# [Work to be completed]
Give the listing again in full, exactly as written.

# [Raw records]
┄┄┄┄┄┄
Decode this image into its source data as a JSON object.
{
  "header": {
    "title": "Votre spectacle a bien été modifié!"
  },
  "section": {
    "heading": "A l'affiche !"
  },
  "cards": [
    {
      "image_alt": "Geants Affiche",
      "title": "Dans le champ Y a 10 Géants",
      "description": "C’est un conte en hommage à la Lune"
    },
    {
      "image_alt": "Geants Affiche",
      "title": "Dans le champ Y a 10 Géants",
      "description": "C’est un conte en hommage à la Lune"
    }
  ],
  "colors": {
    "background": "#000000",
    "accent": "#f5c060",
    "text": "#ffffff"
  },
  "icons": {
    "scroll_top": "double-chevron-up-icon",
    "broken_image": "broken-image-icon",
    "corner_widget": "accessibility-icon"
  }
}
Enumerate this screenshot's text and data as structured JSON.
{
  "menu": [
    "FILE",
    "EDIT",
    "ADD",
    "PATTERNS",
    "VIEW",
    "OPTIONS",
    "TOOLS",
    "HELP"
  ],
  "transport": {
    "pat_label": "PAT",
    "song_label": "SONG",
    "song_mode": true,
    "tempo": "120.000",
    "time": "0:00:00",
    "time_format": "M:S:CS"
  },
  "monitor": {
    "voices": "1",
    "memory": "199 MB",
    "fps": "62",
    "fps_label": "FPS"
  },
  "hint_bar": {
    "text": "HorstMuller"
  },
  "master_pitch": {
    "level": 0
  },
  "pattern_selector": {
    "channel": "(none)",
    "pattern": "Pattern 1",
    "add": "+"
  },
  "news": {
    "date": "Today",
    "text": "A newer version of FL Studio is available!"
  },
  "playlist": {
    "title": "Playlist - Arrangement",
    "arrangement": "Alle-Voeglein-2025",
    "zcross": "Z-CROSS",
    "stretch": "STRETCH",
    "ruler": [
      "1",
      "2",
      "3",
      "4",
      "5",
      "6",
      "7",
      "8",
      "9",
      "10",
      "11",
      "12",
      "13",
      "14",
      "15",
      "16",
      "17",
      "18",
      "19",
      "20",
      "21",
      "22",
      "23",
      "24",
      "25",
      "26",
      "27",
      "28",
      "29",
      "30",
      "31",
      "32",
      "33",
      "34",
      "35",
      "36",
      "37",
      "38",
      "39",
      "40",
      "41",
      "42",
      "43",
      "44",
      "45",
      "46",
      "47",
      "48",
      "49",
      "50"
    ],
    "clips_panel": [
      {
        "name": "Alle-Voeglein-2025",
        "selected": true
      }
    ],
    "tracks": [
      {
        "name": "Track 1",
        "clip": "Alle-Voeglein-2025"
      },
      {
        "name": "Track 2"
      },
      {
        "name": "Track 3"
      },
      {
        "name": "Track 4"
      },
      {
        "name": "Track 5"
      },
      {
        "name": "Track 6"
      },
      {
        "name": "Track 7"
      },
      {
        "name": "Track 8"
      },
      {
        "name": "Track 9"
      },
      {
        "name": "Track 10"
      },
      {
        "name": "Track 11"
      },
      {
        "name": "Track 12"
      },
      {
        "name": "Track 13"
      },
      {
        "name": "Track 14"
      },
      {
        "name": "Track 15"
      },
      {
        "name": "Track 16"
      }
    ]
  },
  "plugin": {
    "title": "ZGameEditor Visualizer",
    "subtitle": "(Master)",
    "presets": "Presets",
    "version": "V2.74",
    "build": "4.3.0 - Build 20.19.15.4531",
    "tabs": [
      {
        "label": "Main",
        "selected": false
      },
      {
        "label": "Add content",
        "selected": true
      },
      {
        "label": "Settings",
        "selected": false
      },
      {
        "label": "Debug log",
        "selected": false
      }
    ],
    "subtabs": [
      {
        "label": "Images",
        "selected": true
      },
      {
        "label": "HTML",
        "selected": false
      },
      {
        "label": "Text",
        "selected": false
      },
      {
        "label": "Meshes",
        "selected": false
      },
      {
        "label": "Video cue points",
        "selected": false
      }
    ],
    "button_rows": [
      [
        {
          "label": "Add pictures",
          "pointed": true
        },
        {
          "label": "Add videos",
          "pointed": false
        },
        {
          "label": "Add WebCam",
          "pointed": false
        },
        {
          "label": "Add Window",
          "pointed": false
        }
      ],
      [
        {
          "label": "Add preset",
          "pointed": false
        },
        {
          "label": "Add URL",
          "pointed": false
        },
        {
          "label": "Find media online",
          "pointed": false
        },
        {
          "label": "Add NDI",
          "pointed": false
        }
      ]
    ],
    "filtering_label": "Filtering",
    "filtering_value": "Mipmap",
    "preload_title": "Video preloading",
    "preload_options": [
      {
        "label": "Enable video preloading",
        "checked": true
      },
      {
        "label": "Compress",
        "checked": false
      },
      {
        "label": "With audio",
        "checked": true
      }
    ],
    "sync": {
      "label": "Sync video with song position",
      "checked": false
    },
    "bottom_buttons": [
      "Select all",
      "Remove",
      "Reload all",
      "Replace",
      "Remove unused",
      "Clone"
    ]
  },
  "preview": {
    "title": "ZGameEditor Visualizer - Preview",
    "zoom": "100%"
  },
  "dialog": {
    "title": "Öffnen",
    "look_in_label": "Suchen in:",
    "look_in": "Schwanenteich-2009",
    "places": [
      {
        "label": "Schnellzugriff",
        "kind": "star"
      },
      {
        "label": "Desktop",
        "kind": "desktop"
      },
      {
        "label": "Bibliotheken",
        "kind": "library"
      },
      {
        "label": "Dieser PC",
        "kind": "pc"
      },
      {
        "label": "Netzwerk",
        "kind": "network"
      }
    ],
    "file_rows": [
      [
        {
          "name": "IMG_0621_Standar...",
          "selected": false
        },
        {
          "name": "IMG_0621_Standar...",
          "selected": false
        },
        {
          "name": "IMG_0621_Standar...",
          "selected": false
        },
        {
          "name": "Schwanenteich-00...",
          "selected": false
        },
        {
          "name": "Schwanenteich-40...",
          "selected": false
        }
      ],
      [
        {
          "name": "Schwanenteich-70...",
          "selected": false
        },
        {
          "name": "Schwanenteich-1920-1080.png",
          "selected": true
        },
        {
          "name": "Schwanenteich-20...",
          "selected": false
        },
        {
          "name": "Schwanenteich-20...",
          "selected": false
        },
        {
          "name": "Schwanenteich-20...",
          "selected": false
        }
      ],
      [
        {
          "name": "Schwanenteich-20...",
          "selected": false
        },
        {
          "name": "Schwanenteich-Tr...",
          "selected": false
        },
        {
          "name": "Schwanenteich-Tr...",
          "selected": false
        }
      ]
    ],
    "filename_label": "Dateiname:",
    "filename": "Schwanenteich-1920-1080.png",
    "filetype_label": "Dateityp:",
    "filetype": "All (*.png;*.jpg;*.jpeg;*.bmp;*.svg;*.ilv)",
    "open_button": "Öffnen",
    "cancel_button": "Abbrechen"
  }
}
┄┄┄┄┄┄
# [Correct output]
Decode this image into its source data as a JSON object.
{
  "header": {
    "title": "Votre spectacle a bien été modifié!"
  },
  "section": {
    "heading": "A l'affiche !"
  },
  "cards": [
    {
      "image_alt": "Geants Affiche",
      "title": "Dans le champ Y a 10 Géants",
      "description": "C’est un conte en hommage à la Lune"
    },
    {
      "image_alt": "Geants Affiche",
      "title": "Dans le champ Y a 10 Géants",
      "description": "C’est un conte en hommage à la Lune"
    }
  ],
  "colors": {
    "background": "#000000",
    "accent": "#f5c060",
    "text": "#ffffff"
  },
  "icons": {
    "scroll_top": "double-chevron-up-icon",
    "broken_image": "broken-image-icon",
    "corner_widget": "accessibility-icon"
  }
}
Enumerate this screenshot's text and data as structured JSON.
{
  "menu": [
    "FILE",
    "EDIT",
    "ADD",
    "PATTERNS",
    "VIEW",
    "OPTIONS",
    "TOOLS",
    "HELP"
  ],
  "transport": {
    "pat_label": "PAT",
    "song_label": "SONG",
    "song_mode": true,
    "tempo": "120.000",
    "time": "0:00:00",
    "time_format": "M:S:CS"
  },
  "monitor": {
    "voices": "1",
    "memory": "199 MB",
    "fps": "62",
    "fps_label": "FPS"
  },
  "hint_bar": {
    "text": "HorstMuller"
  },
  "master_pitch": {
    "level": 0
  },
  "pattern_selector": {
    "channel": "(none)",
    "pattern": "Pattern 1",
    "add": "+"
  },
  "news": {
    "date": "Today",
    "text": "A newer version of FL Studio is available!"
  },
  "playlist": {
    "title": "Playlist - Arrangement",
    "arrangement": "Alle-Voeglein-2025",
    "zcross": "Z-CROSS",
    "stretch": "STRETCH",
    "ruler": [
      "1",
      "2",
      "3",
      "4",
      "5",
      "6",
      "7",
      "8",
      "9",
      "10",
      "11",
      "12",
      "13",
      "14",
      "15",
      "16",
      "17",
      "18",
      "19",
      "20",
      "21",
      "22",
      "23",
      "24",
      "25",
      "26",
      "27",
      "28",
      "29",
      "30",
      "31",
      "32",
      "33",
      "34",
      "35",
      "36",
      "37",
      "38",
      "39",
      "40",
      "41",
      "42",
      "43",
      "44",
      "45",
      "46",
      "47",
      "48",
      "49",
      "50"
    ],
    "clips_panel": [
      {
        "name": "Alle-Voeglein-2025",
        "selected": true
      }
    ],
    "tracks": [
      {
        "name": "Track 1",
        "clip": "Alle-Voeglein-2025"
      },
      {
        "name": "Track 2"
      },
      {
        "name": "Track 3"
      },
      {
        "name": "Track 4"
      },
      {
        "name": "Track 5"
      },
      {
        "name": "Track 6"
      },
      {
        "name": "Track 7"
      },
      {
        "name": "Track 8"
      },
      {
        "name": "Track 9"
      },
      {
        "name": "Track 10"
      },
      {
        "name": "Track 11"
      },
      {
        "name": "Track 12"
      },
      {
        "name": "Track 13"
      },
      {
        "name": "Track 14"
      },
      {
        "name": "Track 15"
      },
      {
        "name": "Track 16"
      }
    ]
  },
  "plugin": {
    "title": "ZGameEditor Visualizer",
    "subtitle": "(Master)",
    "presets": "Presets",
    "version": "V2.74",
    "build": "4.3.0 - Build 20.19.15.4531",
    "tabs": [
      {
        "label": "Main",
        "selected": false
      },
      {
        "label": "Add content",
        "selected": true
      },
      {
        "label": "Settings",
        "selected": false
      },
      {
        "label": "Debug log",
        "selected": false
      }
    ],
    "subtabs": [
      {
        "label": "Images",
        "selected": true
      },
      {
        "label": "HTML",
        "selected": false
      },
      {
        "label": "Text",
        "selected": false
      },
      {
        "label": "Meshes",
        "selected": false
      },
      {
        "label": "Video cue points",
        "selected": false
      }
    ],
    "button_rows": [
      [
        {
          "label": "Add pictures",
          "pointed": true
        },
        {
          "label": "Add videos",
          "pointed": false
        },
        {
          "label": "Add WebCam",
          "pointed": false
        },
        {
          "label": "Add Window",
          "pointed": false
        }
      ],
      [
        {
          "label": "Add preset",
          "pointed": false
        },
        {
          "label": "Add URL",
          "pointed": false
        },
        {
          "label": "Find media online",
          "pointed": false
        },
        {
          "label": "Add NDI",
          "pointed": false
        }
      ]
    ],
    "filtering_label": "Filtering",
    "filtering_value": "Mipmap",
    "preload_title": "Video preloading",
    "preload_options": [
      {
        "label": "Enable video preloading",
        "checked": true
      },
      {
        "label": "Compress",
        "checked": false
      },
      {
        "label": "With audio",
        "checked": true
      }
    ],
    "sync": {
      "label": "Sync video with song position",
      "checked": false
    },
    "bottom_buttons": [
      "Select all",
      "Remove",
      "Reload all",
      "Replace",
      "Remove unused",
      "Clone"
    ]
  },
  "preview": {
    "title": "ZGameEditor Visualizer - Preview",
    "zoom": "100%"
  },
  "dialog": {
    "title": "Öffnen",
    "look_in_label": "Suchen in:",
    "look_in": "Schwanenteich-2009",
    "places": [
      {
        "label": "Schnellzugriff",
        "kind": "star"
      },
      {
        "label": "Desktop",
        "kind": "desktop"
      },
      {
        "label": "Bibliotheken",
        "kind": "library"
      },
      {
        "label": "Dieser PC",
        "kind": "pc"
      },
      {
        "label": "Netzwerk",
        "kind": "network"
      }
    ],
    "file_rows": [
      [
        {
          "name": "IMG_0621_Standar...",
          "selected": false
        },
        {
          "name": "IMG_0621_Standar...",
          "selected": false
        },
        {
          "name": "IMG_0621_Standar...",
          "selected": false
        },
        {
          "name": "Schwanenteich-00...",
          "selected": false
        },
        {
          "name": "Schwanenteich-40...",
          "selected": false
        }
      ],
      [
        {
          "name": "Schwanenteich-70...",
          "selected": false
        },
        {
          "name": "Schwanenteich-1920-1080.png",
          "selected": true
        },
        {
          "name": "Schwanenteich-20...",
          "selected": false
        },
        {
          "name": "Schwanenteich-20...",
          "selected": false
        },
        {
          "name": "Schwanenteich-20...",
          "selected": false
        }
      ],
      [
        {
          "name": "Schwanenteich-20...",
          "selected": false
        },
        {
          "name": "Schwanenteich-Tr...",
          "selected": false
        },
        {
          "name": "Schwanenteich-Tr...",
          "selected": false
        }
      ]
    ],
    "filename_label": "Dateiname:",
    "filename": "Schwanenteich-1920-1080.png",
    "filetype_label": "Dateityp:",
    "filetype": "All (*.png;*.jpg;*.jpeg;*.bmp;*.svg;*.ilv)",
    "open_button": "Öffnen",
    "cancel_button": "Abbrechen"
  }
}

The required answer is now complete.